## SHORT TASK
Select all lines holding the word "xlabel" from the entries that follow.

## MATERIAL
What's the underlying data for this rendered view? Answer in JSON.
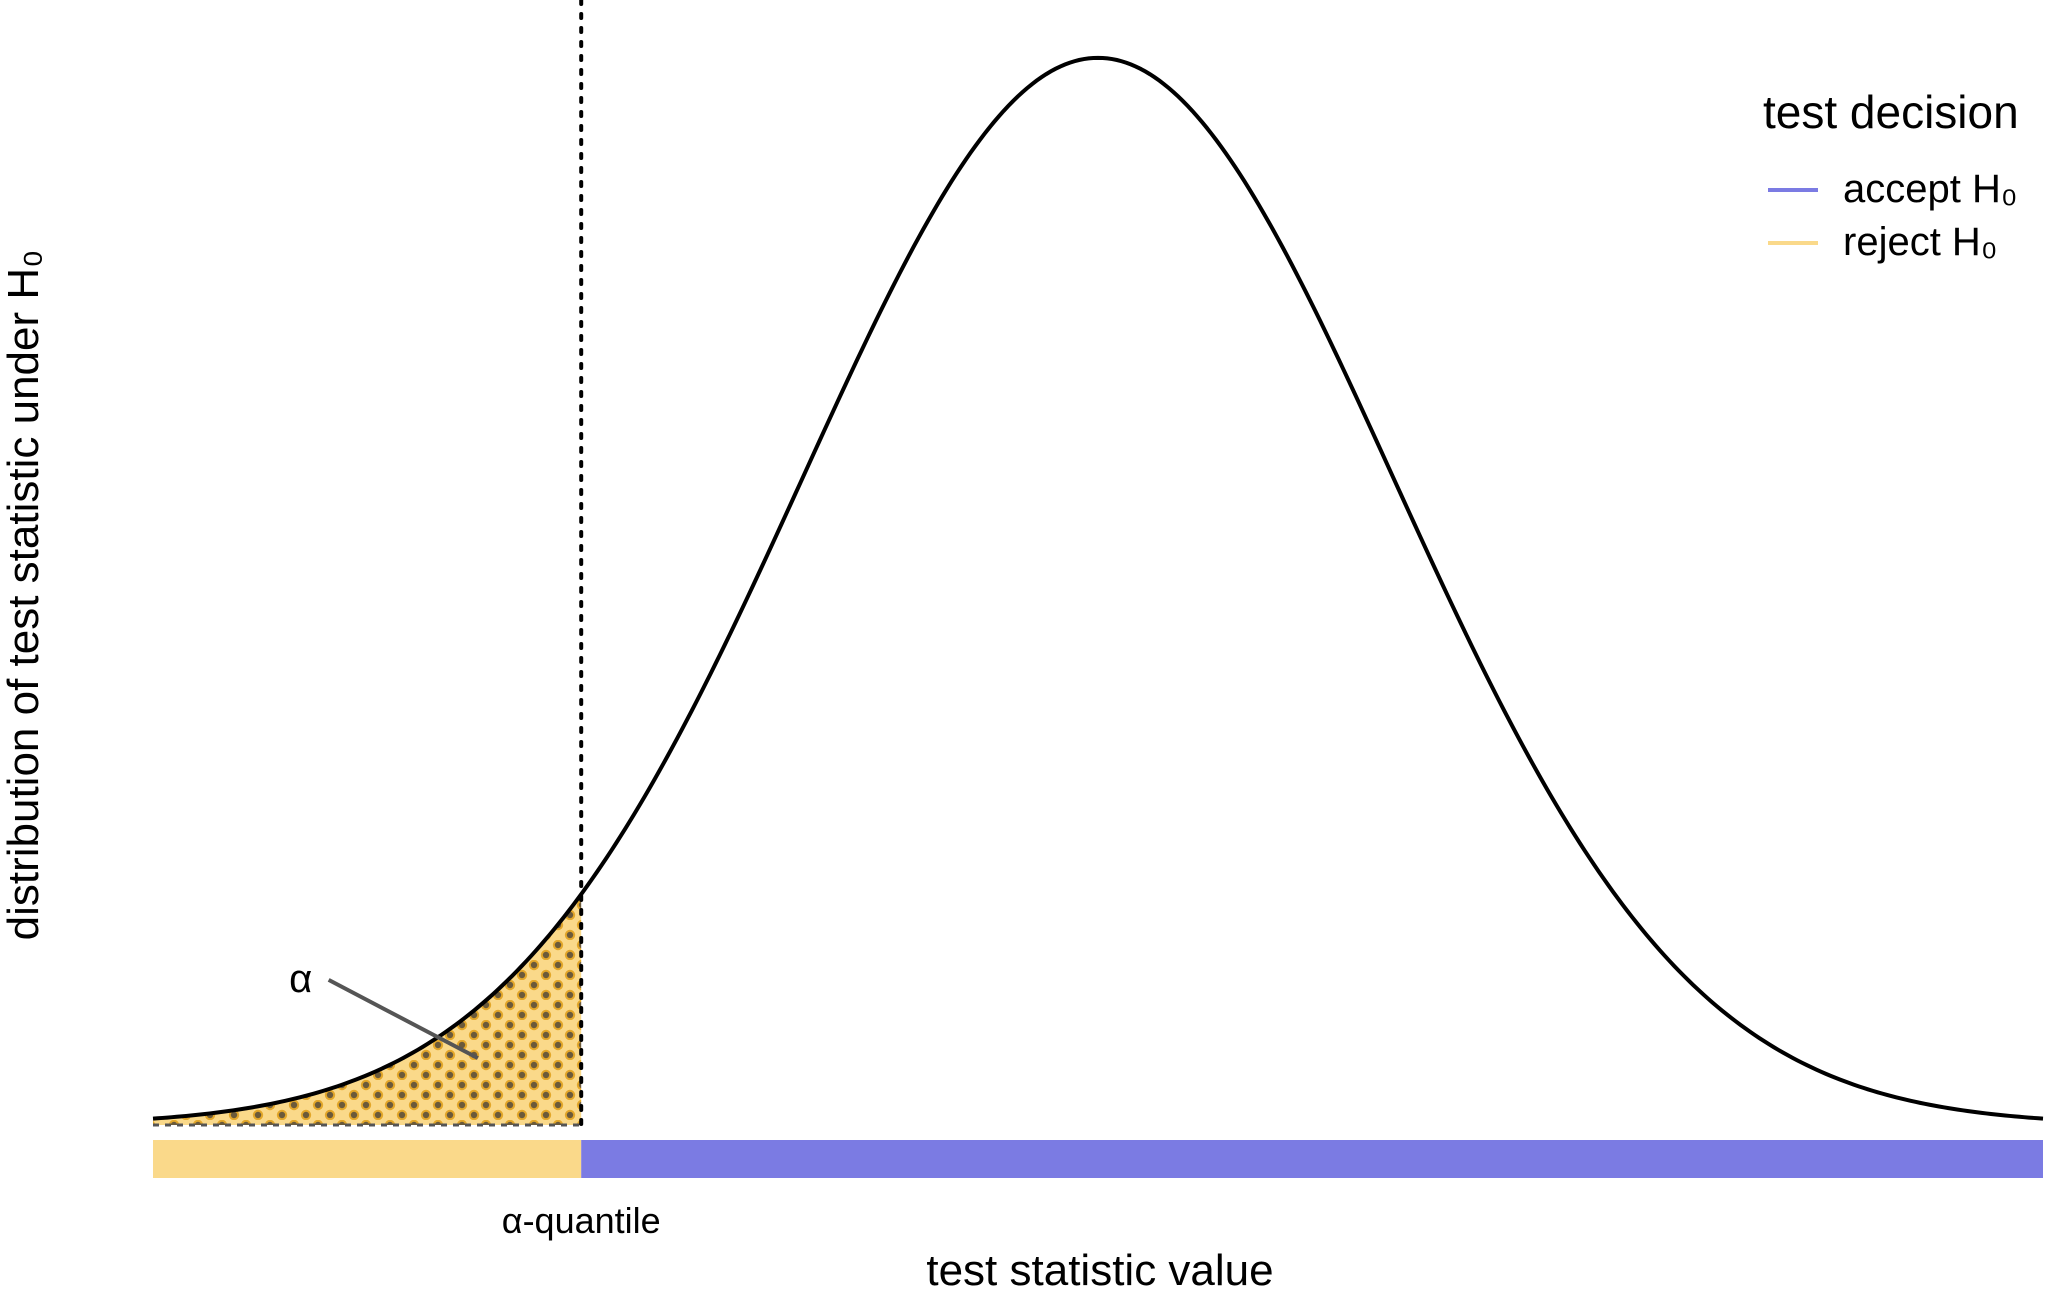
{
  "chart_data": {
    "type": "area",
    "title": "",
    "xlabel": "test statistic value",
    "ylabel": "distribution of test statistic under H₀",
    "xlim": [
      -3.2,
      3.2
    ],
    "ylim": [
      0,
      0.4
    ],
    "distribution": {
      "name": "normal",
      "mean": 0,
      "sd": 1
    },
    "series": [
      {
        "name": "distribution of test statistic under H₀",
        "type": "line",
        "color": "#000000"
      }
    ],
    "critical_value": {
      "x": -1.75,
      "label": "α-quantile",
      "line_style": "dotted"
    },
    "shaded_region": {
      "from": -3.2,
      "to": -1.75,
      "pattern": "circles",
      "fill": "#FAD98A",
      "dot_color": "#6B5A3A",
      "dot_ring": "#E3A72A"
    },
    "annotation": {
      "text": "α",
      "x": -2.7,
      "y": 0.055,
      "points_to": [
        -2.1,
        0.025
      ]
    },
    "decision_bar": [
      {
        "from": -3.2,
        "to": -1.75,
        "decision": "reject",
        "color": "#FAD98A"
      },
      {
        "from": -1.75,
        "to": 3.2,
        "decision": "accept",
        "color": "#7B7BE3"
      }
    ],
    "legend": {
      "title": "test decision",
      "position": "top-right",
      "entries": [
        {
          "label": "accept H₀",
          "color": "#7B7BE3"
        },
        {
          "label": "reject H₀",
          "color": "#FAD98A"
        }
      ]
    },
    "grid": false
  }
}
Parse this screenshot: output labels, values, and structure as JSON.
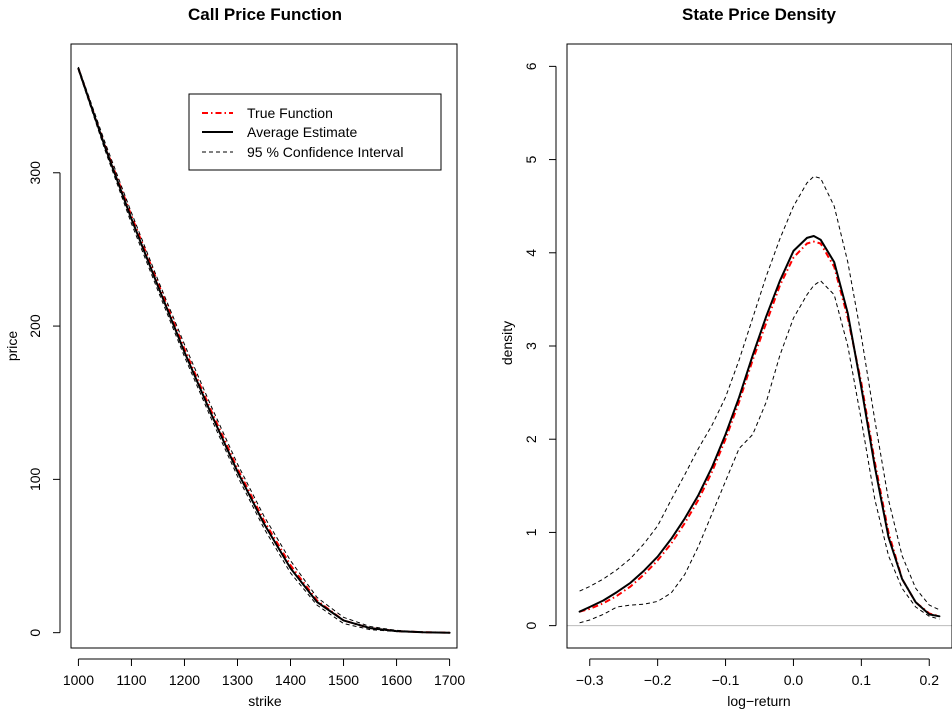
{
  "chart_data": [
    {
      "type": "line",
      "title": "Call Price Function",
      "xlabel": "strike",
      "ylabel": "price",
      "xlim": [
        986,
        1714
      ],
      "ylim": [
        -10,
        384
      ],
      "xticks": [
        1000,
        1100,
        1200,
        1300,
        1400,
        1500,
        1600,
        1700
      ],
      "xtick_labels": [
        "1000",
        "1100",
        "1200",
        "1300",
        "1400",
        "1500",
        "1600",
        "1700"
      ],
      "yticks": [
        0,
        100,
        200,
        300
      ],
      "ytick_labels": [
        "0",
        "100",
        "200",
        "300"
      ],
      "grid": false,
      "legend": {
        "position": "top-right",
        "entries": [
          "True  Function",
          "Average  Estimate",
          "95 %  Confidence  Interval"
        ]
      },
      "series": [
        {
          "name": "True  Function",
          "color": "#ff0000",
          "style": "dashdot",
          "x": [
            1000,
            1050,
            1100,
            1150,
            1200,
            1250,
            1300,
            1350,
            1400,
            1450,
            1500,
            1550,
            1600,
            1650,
            1700
          ],
          "y": [
            368,
            318,
            272,
            228,
            185,
            145,
            107,
            73,
            44,
            21,
            8,
            3,
            1,
            0.3,
            0
          ]
        },
        {
          "name": "Average  Estimate",
          "color": "#000000",
          "style": "solid",
          "x": [
            1000,
            1050,
            1100,
            1150,
            1200,
            1250,
            1300,
            1350,
            1400,
            1450,
            1500,
            1550,
            1600,
            1650,
            1700
          ],
          "y": [
            368,
            317,
            270,
            226,
            183,
            143,
            105,
            71,
            42,
            20,
            8,
            3,
            1,
            0.3,
            0
          ]
        },
        {
          "name": "95 %  Confidence  Interval",
          "color": "#000000",
          "style": "dashed",
          "x": [
            1000,
            1050,
            1100,
            1150,
            1200,
            1250,
            1300,
            1350,
            1400,
            1450,
            1500,
            1550,
            1600,
            1650,
            1700
          ],
          "y": [
            369,
            320,
            274,
            230,
            188,
            148,
            110,
            76,
            47,
            23,
            10,
            4,
            1.5,
            0.5,
            0
          ]
        },
        {
          "name": "95 %  Confidence  Interval",
          "color": "#000000",
          "style": "dashed",
          "x": [
            1000,
            1050,
            1100,
            1150,
            1200,
            1250,
            1300,
            1350,
            1400,
            1450,
            1500,
            1550,
            1600,
            1650,
            1700
          ],
          "y": [
            367,
            315,
            267,
            223,
            180,
            140,
            102,
            68,
            39,
            18,
            6,
            2,
            0.7,
            0.2,
            0
          ]
        }
      ]
    },
    {
      "type": "line",
      "title": "State Price Density",
      "xlabel": "log−return",
      "ylabel": "density",
      "xlim": [
        -0.3335,
        0.2335
      ],
      "ylim": [
        -0.24,
        6.24
      ],
      "xticks": [
        -0.3,
        -0.2,
        -0.1,
        0.0,
        0.1,
        0.2
      ],
      "xtick_labels": [
        "−0.3",
        "−0.2",
        "−0.1",
        "0.0",
        "0.1",
        "0.2"
      ],
      "yticks": [
        0,
        1,
        2,
        3,
        4,
        5,
        6
      ],
      "ytick_labels": [
        "0",
        "1",
        "2",
        "3",
        "4",
        "5",
        "6"
      ],
      "grid": false,
      "reference_line_y": 0,
      "series": [
        {
          "name": "True  Function",
          "color": "#ff0000",
          "style": "dashdot",
          "x": [
            -0.315,
            -0.3,
            -0.28,
            -0.26,
            -0.24,
            -0.22,
            -0.2,
            -0.18,
            -0.16,
            -0.14,
            -0.12,
            -0.1,
            -0.08,
            -0.06,
            -0.04,
            -0.02,
            0.0,
            0.02,
            0.03,
            0.04,
            0.06,
            0.08,
            0.1,
            0.12,
            0.14,
            0.16,
            0.18,
            0.2,
            0.215
          ],
          "y": [
            0.15,
            0.18,
            0.24,
            0.32,
            0.42,
            0.55,
            0.7,
            0.88,
            1.1,
            1.35,
            1.65,
            2.0,
            2.4,
            2.85,
            3.25,
            3.65,
            3.95,
            4.1,
            4.12,
            4.1,
            3.85,
            3.3,
            2.6,
            1.75,
            1.0,
            0.5,
            0.25,
            0.13,
            0.1
          ]
        },
        {
          "name": "Average  Estimate",
          "color": "#000000",
          "style": "solid",
          "x": [
            -0.315,
            -0.3,
            -0.28,
            -0.26,
            -0.24,
            -0.22,
            -0.2,
            -0.18,
            -0.16,
            -0.14,
            -0.12,
            -0.1,
            -0.08,
            -0.06,
            -0.04,
            -0.02,
            0.0,
            0.02,
            0.03,
            0.04,
            0.06,
            0.08,
            0.1,
            0.12,
            0.14,
            0.16,
            0.18,
            0.2,
            0.215
          ],
          "y": [
            0.15,
            0.2,
            0.27,
            0.36,
            0.46,
            0.59,
            0.74,
            0.93,
            1.15,
            1.4,
            1.7,
            2.05,
            2.45,
            2.9,
            3.32,
            3.7,
            4.02,
            4.16,
            4.18,
            4.14,
            3.9,
            3.35,
            2.55,
            1.7,
            0.95,
            0.5,
            0.25,
            0.12,
            0.1
          ]
        },
        {
          "name": "95 %  Confidence  Interval",
          "color": "#000000",
          "style": "dashed",
          "x": [
            -0.315,
            -0.3,
            -0.28,
            -0.26,
            -0.24,
            -0.22,
            -0.2,
            -0.18,
            -0.16,
            -0.14,
            -0.12,
            -0.1,
            -0.08,
            -0.06,
            -0.04,
            -0.02,
            0.0,
            0.02,
            0.03,
            0.04,
            0.06,
            0.08,
            0.1,
            0.12,
            0.14,
            0.16,
            0.18,
            0.2,
            0.215
          ],
          "y": [
            0.37,
            0.42,
            0.5,
            0.6,
            0.72,
            0.88,
            1.07,
            1.35,
            1.62,
            1.9,
            2.15,
            2.45,
            2.85,
            3.3,
            3.75,
            4.15,
            4.5,
            4.75,
            4.82,
            4.8,
            4.5,
            3.9,
            3.1,
            2.2,
            1.35,
            0.75,
            0.4,
            0.22,
            0.17
          ]
        },
        {
          "name": "95 %  Confidence  Interval",
          "color": "#000000",
          "style": "dashed",
          "x": [
            -0.315,
            -0.3,
            -0.28,
            -0.26,
            -0.24,
            -0.22,
            -0.2,
            -0.18,
            -0.16,
            -0.14,
            -0.12,
            -0.1,
            -0.08,
            -0.06,
            -0.04,
            -0.02,
            0.0,
            0.02,
            0.03,
            0.04,
            0.06,
            0.08,
            0.1,
            0.12,
            0.14,
            0.16,
            0.18,
            0.2,
            0.215
          ],
          "y": [
            0.03,
            0.06,
            0.12,
            0.2,
            0.22,
            0.23,
            0.26,
            0.35,
            0.55,
            0.85,
            1.2,
            1.55,
            1.9,
            2.05,
            2.4,
            2.9,
            3.3,
            3.55,
            3.65,
            3.7,
            3.55,
            3.0,
            2.2,
            1.35,
            0.75,
            0.4,
            0.2,
            0.1,
            0.07
          ]
        }
      ]
    }
  ]
}
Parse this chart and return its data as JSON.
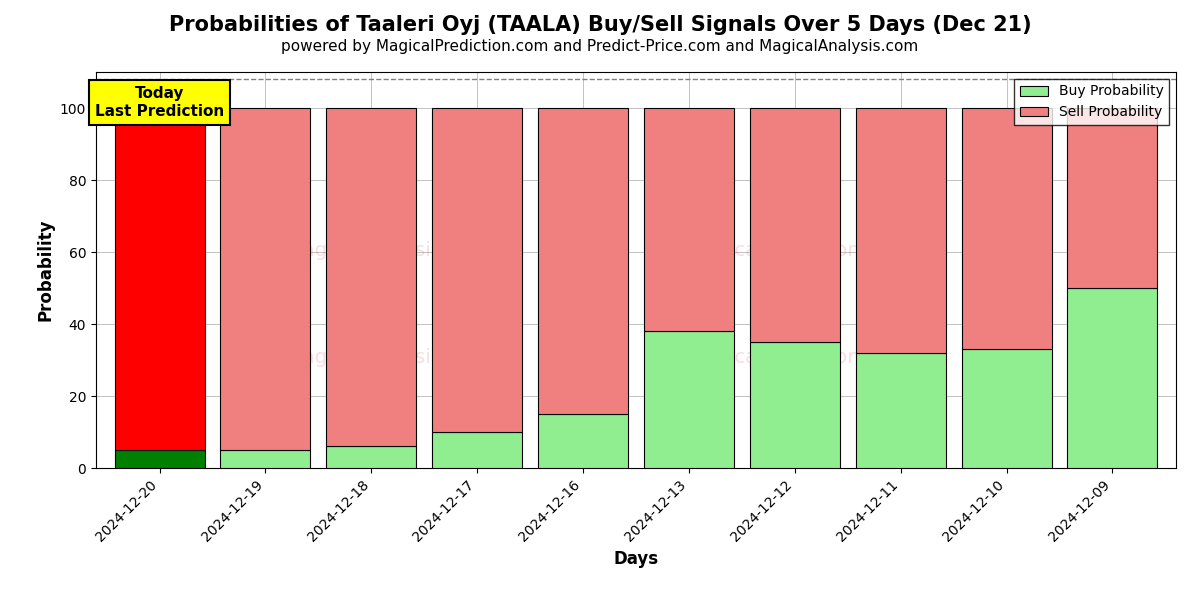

## REPLY
    "xlabel": "test statistic value",
      "xlabel": "strike",
      "xlabel": "log−return",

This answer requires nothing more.